» **WORK TO BE COMPLETED**: Scan each line of the records for the word "JSON" and extract the ones that have it.

[Dataset records]
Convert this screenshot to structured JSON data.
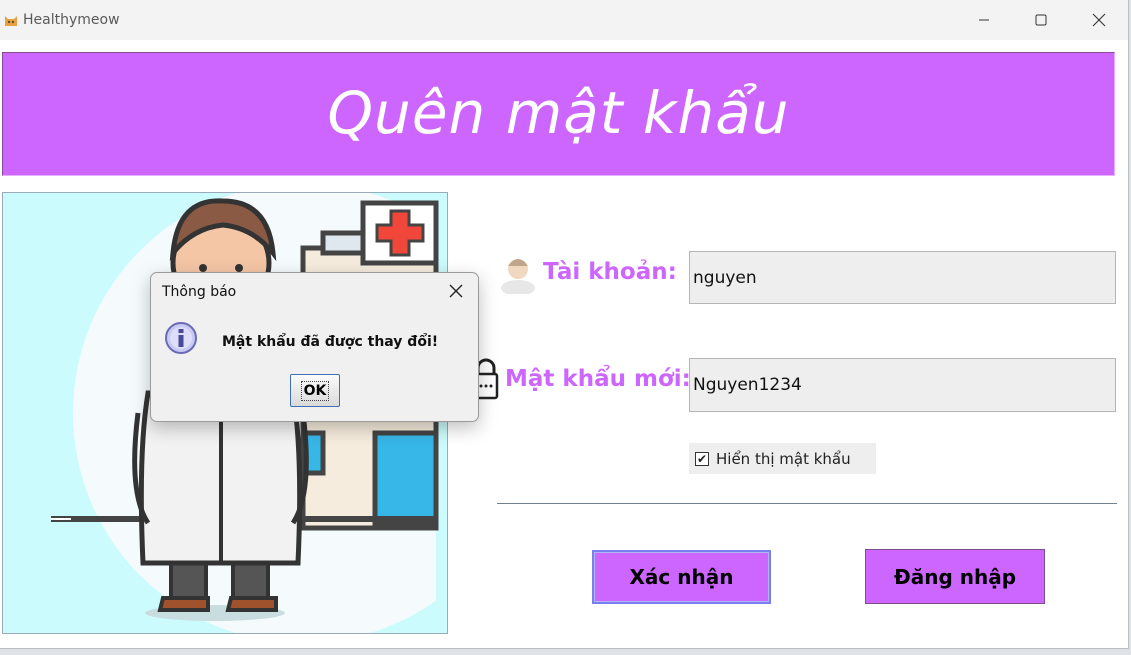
{
  "window": {
    "title": "Healthymeow"
  },
  "header": {
    "title": "Quên mật khẩu"
  },
  "form": {
    "username_label": "Tài khoản:",
    "username_value": "nguyen",
    "password_label": "Mật khẩu mới:",
    "password_value": "Nguyen1234",
    "show_password_label": "Hiển thị mật khẩu",
    "show_password_checked": true
  },
  "buttons": {
    "confirm_label": "Xác nhận",
    "login_label": "Đăng nhập"
  },
  "dialog": {
    "title": "Thông báo",
    "message": "Mật khẩu đã được thay đổi!",
    "ok_label": "OK",
    "icon": "info-icon"
  },
  "colors": {
    "accent": "#cc66ff",
    "title_bar": "#f3f3f3",
    "illustration_bg": "#ccfbfd"
  }
}
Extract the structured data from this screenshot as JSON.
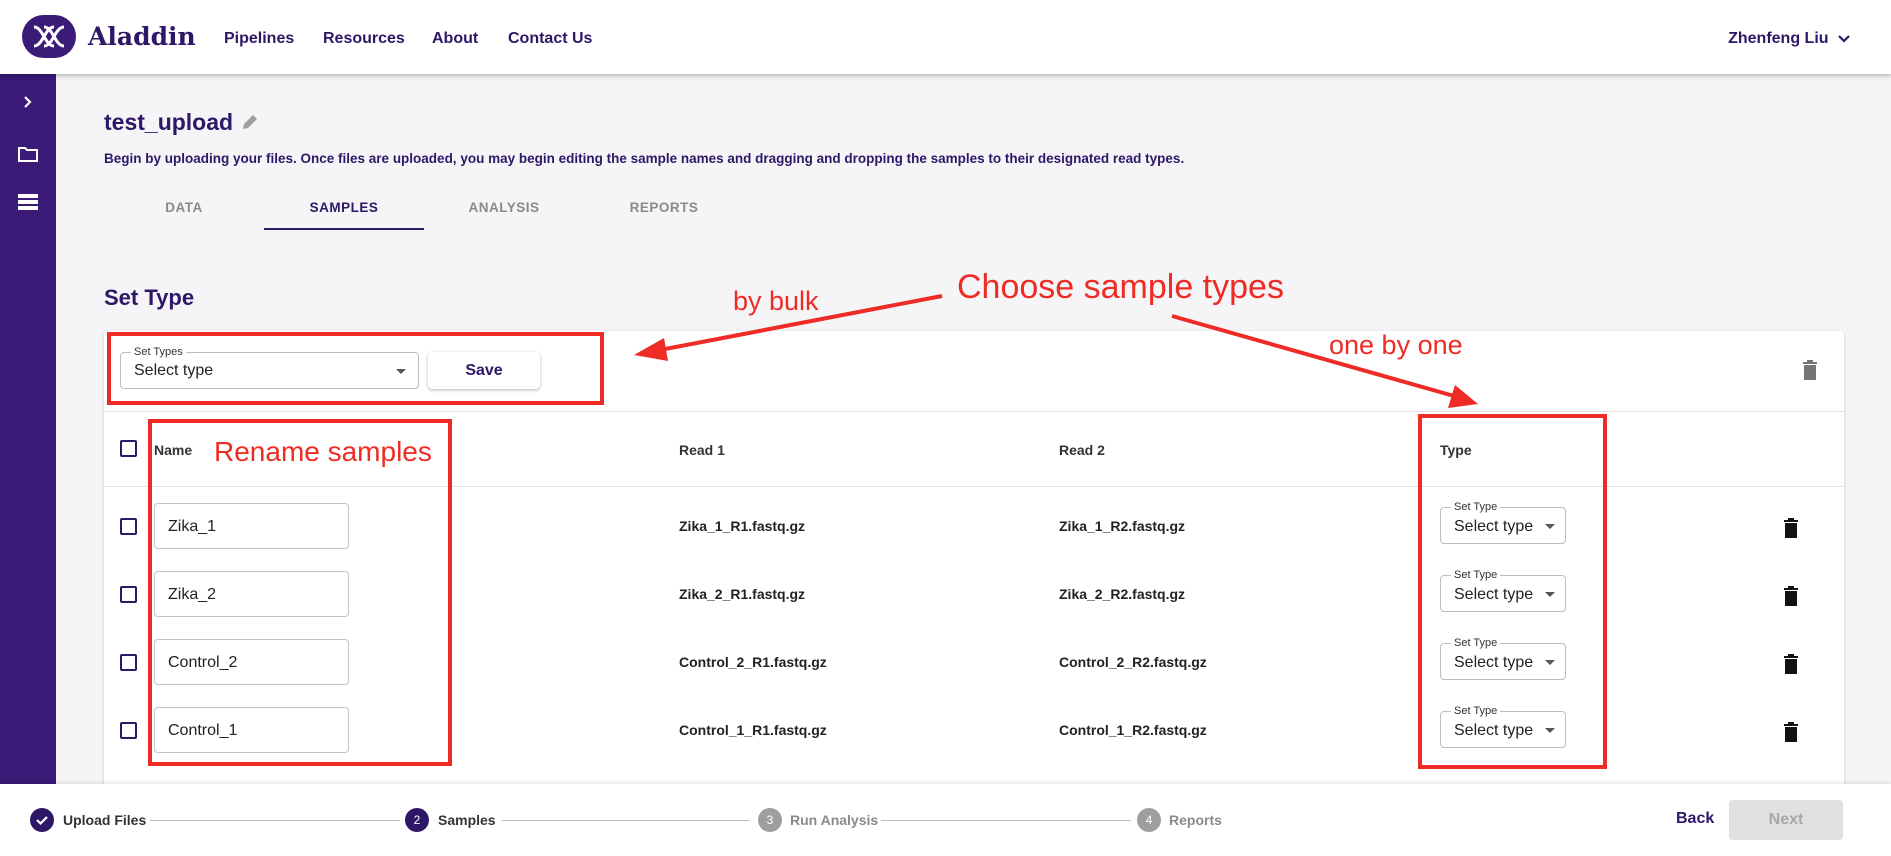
{
  "app": {
    "name": "Aladdin"
  },
  "nav": {
    "items": [
      {
        "label": "Pipelines"
      },
      {
        "label": "Resources"
      },
      {
        "label": "About"
      },
      {
        "label": "Contact Us"
      }
    ]
  },
  "user": {
    "name": "Zhenfeng Liu"
  },
  "sidebar": {
    "items": [
      {
        "icon": "chevron-right-icon"
      },
      {
        "icon": "folder-icon"
      },
      {
        "icon": "list-icon"
      }
    ]
  },
  "project": {
    "title": "test_upload",
    "description": "Begin by uploading your files. Once files are uploaded, you may begin editing the sample names and dragging and dropping the samples to their designated read types."
  },
  "tabs": [
    {
      "label": "DATA"
    },
    {
      "label": "SAMPLES",
      "active": true
    },
    {
      "label": "ANALYSIS"
    },
    {
      "label": "REPORTS"
    }
  ],
  "set_type": {
    "title": "Set Type",
    "bulk_legend": "Set Types",
    "bulk_value": "Select type",
    "save_label": "Save"
  },
  "table": {
    "headers": {
      "name": "Name",
      "read1": "Read 1",
      "read2": "Read 2",
      "type": "Type"
    },
    "rows": [
      {
        "name": "Zika_1",
        "read1": "Zika_1_R1.fastq.gz",
        "read2": "Zika_1_R2.fastq.gz",
        "type_legend": "Set Type",
        "type_value": "Select type"
      },
      {
        "name": "Zika_2",
        "read1": "Zika_2_R1.fastq.gz",
        "read2": "Zika_2_R2.fastq.gz",
        "type_legend": "Set Type",
        "type_value": "Select type"
      },
      {
        "name": "Control_2",
        "read1": "Control_2_R1.fastq.gz",
        "read2": "Control_2_R2.fastq.gz",
        "type_legend": "Set Type",
        "type_value": "Select type"
      },
      {
        "name": "Control_1",
        "read1": "Control_1_R1.fastq.gz",
        "read2": "Control_1_R2.fastq.gz",
        "type_legend": "Set Type",
        "type_value": "Select type"
      }
    ]
  },
  "annotations": {
    "choose_sample_types": "Choose sample types",
    "by_bulk": "by bulk",
    "one_by_one": "one by one",
    "rename_samples": "Rename samples",
    "color": "#ee2b24"
  },
  "stepper": {
    "steps": [
      {
        "label": "Upload Files",
        "state": "done"
      },
      {
        "number": "2",
        "label": "Samples",
        "state": "active"
      },
      {
        "number": "3",
        "label": "Run Analysis",
        "state": "pending"
      },
      {
        "number": "4",
        "label": "Reports",
        "state": "pending"
      }
    ],
    "back_label": "Back",
    "next_label": "Next"
  },
  "colors": {
    "brand": "#3b1a78",
    "brand_text": "#2e1766",
    "annotation": "#ee2b24"
  }
}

» **RESULT**:
Convert this screenshot to structured JSON data.
Extract the structured data from this screenshot as JSON.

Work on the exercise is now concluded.